* **PROBLEM TO WORK ON**
In the data below, find each line containing the string "Messages" and return it.

───── GIVEN DATA ─────

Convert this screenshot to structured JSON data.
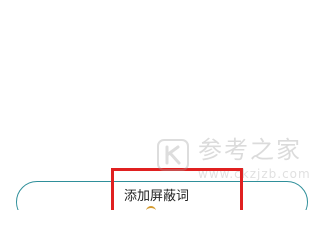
{
  "screen": {
    "add_button": {
      "label": "添加屏蔽词"
    },
    "watermark": {
      "title": "参考之家",
      "url": "www.ckzjzb.com"
    }
  },
  "colors": {
    "button_border": "#2f8f9a",
    "highlight_border": "#e02020",
    "watermark_gray": "#9a9a9a"
  }
}
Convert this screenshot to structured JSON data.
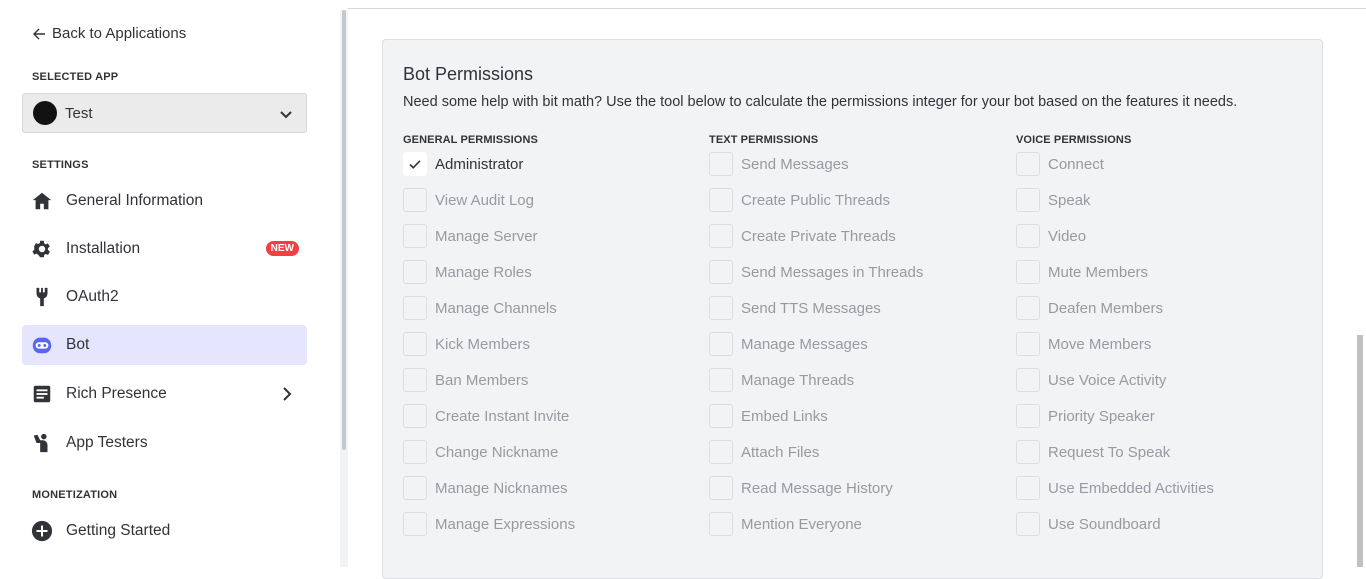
{
  "sidebar": {
    "back_label": "Back to Applications",
    "selected_app_heading": "SELECTED APP",
    "selected_app_name": "Test",
    "settings_heading": "SETTINGS",
    "items": [
      {
        "label": "General Information",
        "icon": "home-icon"
      },
      {
        "label": "Installation",
        "icon": "gear-icon",
        "badge": "NEW"
      },
      {
        "label": "OAuth2",
        "icon": "wrench-icon"
      },
      {
        "label": "Bot",
        "icon": "bot-icon",
        "active": true
      },
      {
        "label": "Rich Presence",
        "icon": "document-icon"
      },
      {
        "label": "App Testers",
        "icon": "person-wave-icon"
      }
    ],
    "monetization_heading": "MONETIZATION",
    "monetization_items": [
      {
        "label": "Getting Started",
        "icon": "plus-circle-icon"
      }
    ]
  },
  "card": {
    "title": "Bot Permissions",
    "description": "Need some help with bit math? Use the tool below to calculate the permissions integer for your bot based on the features it needs."
  },
  "columns": [
    {
      "heading": "GENERAL PERMISSIONS",
      "items": [
        {
          "label": "Administrator",
          "checked": true
        },
        {
          "label": "View Audit Log",
          "checked": false
        },
        {
          "label": "Manage Server",
          "checked": false
        },
        {
          "label": "Manage Roles",
          "checked": false
        },
        {
          "label": "Manage Channels",
          "checked": false
        },
        {
          "label": "Kick Members",
          "checked": false
        },
        {
          "label": "Ban Members",
          "checked": false
        },
        {
          "label": "Create Instant Invite",
          "checked": false
        },
        {
          "label": "Change Nickname",
          "checked": false
        },
        {
          "label": "Manage Nicknames",
          "checked": false
        },
        {
          "label": "Manage Expressions",
          "checked": false
        }
      ]
    },
    {
      "heading": "TEXT PERMISSIONS",
      "items": [
        {
          "label": "Send Messages",
          "checked": false
        },
        {
          "label": "Create Public Threads",
          "checked": false
        },
        {
          "label": "Create Private Threads",
          "checked": false
        },
        {
          "label": "Send Messages in Threads",
          "checked": false
        },
        {
          "label": "Send TTS Messages",
          "checked": false
        },
        {
          "label": "Manage Messages",
          "checked": false
        },
        {
          "label": "Manage Threads",
          "checked": false
        },
        {
          "label": "Embed Links",
          "checked": false
        },
        {
          "label": "Attach Files",
          "checked": false
        },
        {
          "label": "Read Message History",
          "checked": false
        },
        {
          "label": "Mention Everyone",
          "checked": false
        }
      ]
    },
    {
      "heading": "VOICE PERMISSIONS",
      "items": [
        {
          "label": "Connect",
          "checked": false
        },
        {
          "label": "Speak",
          "checked": false
        },
        {
          "label": "Video",
          "checked": false
        },
        {
          "label": "Mute Members",
          "checked": false
        },
        {
          "label": "Deafen Members",
          "checked": false
        },
        {
          "label": "Move Members",
          "checked": false
        },
        {
          "label": "Use Voice Activity",
          "checked": false
        },
        {
          "label": "Priority Speaker",
          "checked": false
        },
        {
          "label": "Request To Speak",
          "checked": false
        },
        {
          "label": "Use Embedded Activities",
          "checked": false
        },
        {
          "label": "Use Soundboard",
          "checked": false
        }
      ]
    }
  ],
  "colors": {
    "active_nav": "#e5e6fd",
    "badge": "#f23f42",
    "disabled_text": "#979aa0",
    "card_bg": "#f2f3f5"
  }
}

─────

* **SOLUTION TO THIS EXERCISE**
          "label": "Send Messages",
          "label": "Send Messages in Threads",
          "label": "Send TTS Messages",
          "label": "Manage Messages",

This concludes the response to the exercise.